### Task objective
Show the lines below that contain the string "Tumor".

### Available data
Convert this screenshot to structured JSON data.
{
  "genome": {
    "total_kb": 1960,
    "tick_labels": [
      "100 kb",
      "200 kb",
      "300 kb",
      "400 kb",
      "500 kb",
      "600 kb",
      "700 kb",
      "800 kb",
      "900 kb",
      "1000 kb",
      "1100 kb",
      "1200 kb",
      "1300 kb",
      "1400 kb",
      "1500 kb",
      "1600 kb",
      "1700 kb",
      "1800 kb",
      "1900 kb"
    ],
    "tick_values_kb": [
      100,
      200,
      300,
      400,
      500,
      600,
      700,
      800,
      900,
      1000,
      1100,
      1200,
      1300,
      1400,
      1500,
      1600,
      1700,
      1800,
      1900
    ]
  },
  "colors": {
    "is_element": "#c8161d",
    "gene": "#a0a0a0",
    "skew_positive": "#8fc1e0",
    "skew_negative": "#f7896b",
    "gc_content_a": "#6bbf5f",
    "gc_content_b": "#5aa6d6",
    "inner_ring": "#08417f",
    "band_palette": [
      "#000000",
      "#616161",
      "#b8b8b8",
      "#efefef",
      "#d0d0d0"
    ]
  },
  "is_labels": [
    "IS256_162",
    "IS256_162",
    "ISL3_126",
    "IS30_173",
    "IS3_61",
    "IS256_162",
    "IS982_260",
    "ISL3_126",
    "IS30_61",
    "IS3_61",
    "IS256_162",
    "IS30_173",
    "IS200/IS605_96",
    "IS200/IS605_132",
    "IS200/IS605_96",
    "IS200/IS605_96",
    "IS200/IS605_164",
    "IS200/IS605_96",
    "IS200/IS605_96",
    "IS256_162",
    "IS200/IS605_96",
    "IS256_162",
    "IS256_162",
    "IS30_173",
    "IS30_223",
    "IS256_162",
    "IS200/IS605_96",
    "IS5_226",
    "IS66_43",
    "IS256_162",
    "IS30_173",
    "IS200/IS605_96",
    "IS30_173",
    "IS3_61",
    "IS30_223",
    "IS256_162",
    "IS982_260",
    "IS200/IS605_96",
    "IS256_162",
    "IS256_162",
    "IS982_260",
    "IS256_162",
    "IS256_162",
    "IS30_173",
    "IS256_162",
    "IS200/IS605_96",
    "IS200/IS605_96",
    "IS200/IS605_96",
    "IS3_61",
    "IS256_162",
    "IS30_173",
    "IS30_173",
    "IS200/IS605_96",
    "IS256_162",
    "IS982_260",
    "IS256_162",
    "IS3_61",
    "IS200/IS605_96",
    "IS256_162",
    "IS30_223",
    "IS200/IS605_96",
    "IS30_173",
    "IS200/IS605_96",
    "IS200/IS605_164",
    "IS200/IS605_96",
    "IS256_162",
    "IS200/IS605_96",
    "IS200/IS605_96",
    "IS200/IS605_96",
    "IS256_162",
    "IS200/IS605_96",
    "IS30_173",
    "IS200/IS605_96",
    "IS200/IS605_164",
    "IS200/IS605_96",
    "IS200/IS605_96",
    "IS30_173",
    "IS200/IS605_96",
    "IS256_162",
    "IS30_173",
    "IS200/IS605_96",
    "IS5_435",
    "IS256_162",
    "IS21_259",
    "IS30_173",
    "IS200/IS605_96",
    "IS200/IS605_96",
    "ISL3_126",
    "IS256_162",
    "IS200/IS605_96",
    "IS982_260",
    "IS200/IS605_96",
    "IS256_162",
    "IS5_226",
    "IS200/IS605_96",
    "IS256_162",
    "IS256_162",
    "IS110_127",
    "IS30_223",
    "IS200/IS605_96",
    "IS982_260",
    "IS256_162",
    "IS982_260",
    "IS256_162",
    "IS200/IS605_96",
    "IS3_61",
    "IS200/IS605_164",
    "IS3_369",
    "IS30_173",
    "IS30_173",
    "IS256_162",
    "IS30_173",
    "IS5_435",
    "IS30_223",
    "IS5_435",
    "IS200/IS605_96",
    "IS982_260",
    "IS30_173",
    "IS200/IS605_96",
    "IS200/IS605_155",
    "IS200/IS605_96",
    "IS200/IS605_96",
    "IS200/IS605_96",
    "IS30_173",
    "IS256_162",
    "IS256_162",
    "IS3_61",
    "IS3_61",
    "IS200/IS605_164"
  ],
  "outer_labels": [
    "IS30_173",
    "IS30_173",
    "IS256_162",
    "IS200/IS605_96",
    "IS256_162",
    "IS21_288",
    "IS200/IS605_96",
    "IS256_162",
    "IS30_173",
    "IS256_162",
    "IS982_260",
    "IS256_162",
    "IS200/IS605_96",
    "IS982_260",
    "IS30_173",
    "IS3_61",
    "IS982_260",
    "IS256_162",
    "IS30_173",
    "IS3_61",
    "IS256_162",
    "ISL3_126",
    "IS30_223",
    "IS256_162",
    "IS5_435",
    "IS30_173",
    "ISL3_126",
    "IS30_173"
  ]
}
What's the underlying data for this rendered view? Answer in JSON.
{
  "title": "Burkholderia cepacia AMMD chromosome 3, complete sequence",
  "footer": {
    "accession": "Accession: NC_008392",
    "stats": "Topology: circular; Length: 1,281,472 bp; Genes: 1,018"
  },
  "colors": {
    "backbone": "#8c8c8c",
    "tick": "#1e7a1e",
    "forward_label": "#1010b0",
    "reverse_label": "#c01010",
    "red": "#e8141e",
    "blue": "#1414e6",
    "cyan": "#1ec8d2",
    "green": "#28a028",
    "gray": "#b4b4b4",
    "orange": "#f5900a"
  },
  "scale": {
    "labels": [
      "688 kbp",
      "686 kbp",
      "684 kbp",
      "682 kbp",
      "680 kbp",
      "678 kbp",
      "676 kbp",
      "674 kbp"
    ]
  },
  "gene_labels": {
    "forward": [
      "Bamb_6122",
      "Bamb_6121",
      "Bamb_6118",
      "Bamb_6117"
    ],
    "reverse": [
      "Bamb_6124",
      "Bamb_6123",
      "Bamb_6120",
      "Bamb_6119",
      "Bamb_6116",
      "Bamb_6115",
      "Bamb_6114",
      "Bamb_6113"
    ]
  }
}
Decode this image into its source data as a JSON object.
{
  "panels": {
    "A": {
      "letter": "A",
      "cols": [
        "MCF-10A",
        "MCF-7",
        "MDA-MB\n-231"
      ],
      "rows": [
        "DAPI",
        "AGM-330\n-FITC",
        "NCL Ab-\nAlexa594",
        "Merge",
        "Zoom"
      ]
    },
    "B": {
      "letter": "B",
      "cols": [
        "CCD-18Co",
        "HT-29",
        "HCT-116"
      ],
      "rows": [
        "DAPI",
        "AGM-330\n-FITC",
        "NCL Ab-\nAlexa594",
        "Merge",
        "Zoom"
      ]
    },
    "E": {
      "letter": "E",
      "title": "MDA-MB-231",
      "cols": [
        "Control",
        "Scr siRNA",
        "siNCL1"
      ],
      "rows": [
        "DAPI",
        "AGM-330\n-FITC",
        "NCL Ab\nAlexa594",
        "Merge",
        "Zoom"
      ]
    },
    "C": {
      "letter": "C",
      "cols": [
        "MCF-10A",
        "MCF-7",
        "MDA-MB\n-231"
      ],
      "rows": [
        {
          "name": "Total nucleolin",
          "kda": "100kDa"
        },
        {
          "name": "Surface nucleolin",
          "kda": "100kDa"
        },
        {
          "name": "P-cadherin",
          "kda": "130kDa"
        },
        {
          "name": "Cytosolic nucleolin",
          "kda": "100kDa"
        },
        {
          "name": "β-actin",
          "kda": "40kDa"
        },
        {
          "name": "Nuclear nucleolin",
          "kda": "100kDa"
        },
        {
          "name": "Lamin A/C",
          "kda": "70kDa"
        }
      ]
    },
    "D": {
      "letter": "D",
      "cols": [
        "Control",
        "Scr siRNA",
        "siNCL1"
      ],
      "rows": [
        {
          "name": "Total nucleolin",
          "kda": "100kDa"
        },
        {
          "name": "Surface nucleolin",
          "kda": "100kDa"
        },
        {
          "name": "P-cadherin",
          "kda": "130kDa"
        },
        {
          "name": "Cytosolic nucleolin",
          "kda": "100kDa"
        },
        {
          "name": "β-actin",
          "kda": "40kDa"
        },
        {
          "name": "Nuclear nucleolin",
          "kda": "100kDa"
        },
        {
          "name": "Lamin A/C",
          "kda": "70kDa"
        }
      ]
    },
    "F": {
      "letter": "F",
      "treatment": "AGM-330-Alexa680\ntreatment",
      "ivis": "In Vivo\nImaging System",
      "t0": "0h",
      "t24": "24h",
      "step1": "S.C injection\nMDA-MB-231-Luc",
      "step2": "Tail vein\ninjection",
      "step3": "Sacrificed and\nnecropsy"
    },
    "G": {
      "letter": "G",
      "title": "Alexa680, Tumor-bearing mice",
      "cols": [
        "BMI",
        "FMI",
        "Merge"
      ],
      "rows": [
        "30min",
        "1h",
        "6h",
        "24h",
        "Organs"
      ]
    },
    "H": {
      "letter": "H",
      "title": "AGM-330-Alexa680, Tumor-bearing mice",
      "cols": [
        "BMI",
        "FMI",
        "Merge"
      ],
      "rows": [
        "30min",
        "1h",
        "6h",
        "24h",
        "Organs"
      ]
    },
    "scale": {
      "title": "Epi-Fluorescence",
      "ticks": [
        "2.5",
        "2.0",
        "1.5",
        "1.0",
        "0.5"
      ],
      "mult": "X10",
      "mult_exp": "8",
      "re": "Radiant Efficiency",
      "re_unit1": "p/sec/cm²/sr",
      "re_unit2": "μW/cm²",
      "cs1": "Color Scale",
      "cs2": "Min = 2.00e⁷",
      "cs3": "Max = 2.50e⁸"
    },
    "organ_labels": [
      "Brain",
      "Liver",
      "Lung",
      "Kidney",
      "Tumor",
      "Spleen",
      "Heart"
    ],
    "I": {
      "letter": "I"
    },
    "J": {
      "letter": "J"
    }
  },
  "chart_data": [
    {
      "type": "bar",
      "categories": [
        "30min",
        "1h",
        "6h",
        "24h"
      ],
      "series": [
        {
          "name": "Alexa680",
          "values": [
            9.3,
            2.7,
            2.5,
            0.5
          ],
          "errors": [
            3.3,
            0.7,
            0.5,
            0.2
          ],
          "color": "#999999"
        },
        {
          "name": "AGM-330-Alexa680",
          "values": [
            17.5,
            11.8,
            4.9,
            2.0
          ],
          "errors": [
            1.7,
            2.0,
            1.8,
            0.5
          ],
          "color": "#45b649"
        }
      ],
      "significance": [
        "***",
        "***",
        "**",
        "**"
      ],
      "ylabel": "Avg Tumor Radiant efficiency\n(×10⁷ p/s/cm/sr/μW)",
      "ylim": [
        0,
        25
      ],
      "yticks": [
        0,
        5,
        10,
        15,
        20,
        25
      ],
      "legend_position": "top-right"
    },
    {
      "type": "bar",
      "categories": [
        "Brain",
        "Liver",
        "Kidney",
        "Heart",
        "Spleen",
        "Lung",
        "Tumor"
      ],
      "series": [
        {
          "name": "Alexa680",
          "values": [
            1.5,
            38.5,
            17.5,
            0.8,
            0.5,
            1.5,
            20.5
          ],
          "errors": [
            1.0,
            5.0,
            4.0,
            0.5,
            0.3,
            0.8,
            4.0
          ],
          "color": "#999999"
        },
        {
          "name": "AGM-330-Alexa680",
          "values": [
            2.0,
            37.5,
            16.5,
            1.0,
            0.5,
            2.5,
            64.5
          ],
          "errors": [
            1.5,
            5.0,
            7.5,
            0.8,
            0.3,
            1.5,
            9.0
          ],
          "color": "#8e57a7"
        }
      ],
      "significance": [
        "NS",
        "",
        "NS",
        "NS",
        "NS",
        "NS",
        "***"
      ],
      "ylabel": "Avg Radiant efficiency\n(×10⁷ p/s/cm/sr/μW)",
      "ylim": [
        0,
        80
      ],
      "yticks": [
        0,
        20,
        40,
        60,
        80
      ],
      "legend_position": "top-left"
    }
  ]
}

### Solution to this exercise
      "title": "Alexa680, Tumor-bearing mice",
      "title": "AGM-330-Alexa680, Tumor-bearing mice",
      "Tumor",
      "ylabel": "Avg Tumor Radiant efficiency\n(×10⁷ p/s/cm/sr/μW)",
        "Tumor"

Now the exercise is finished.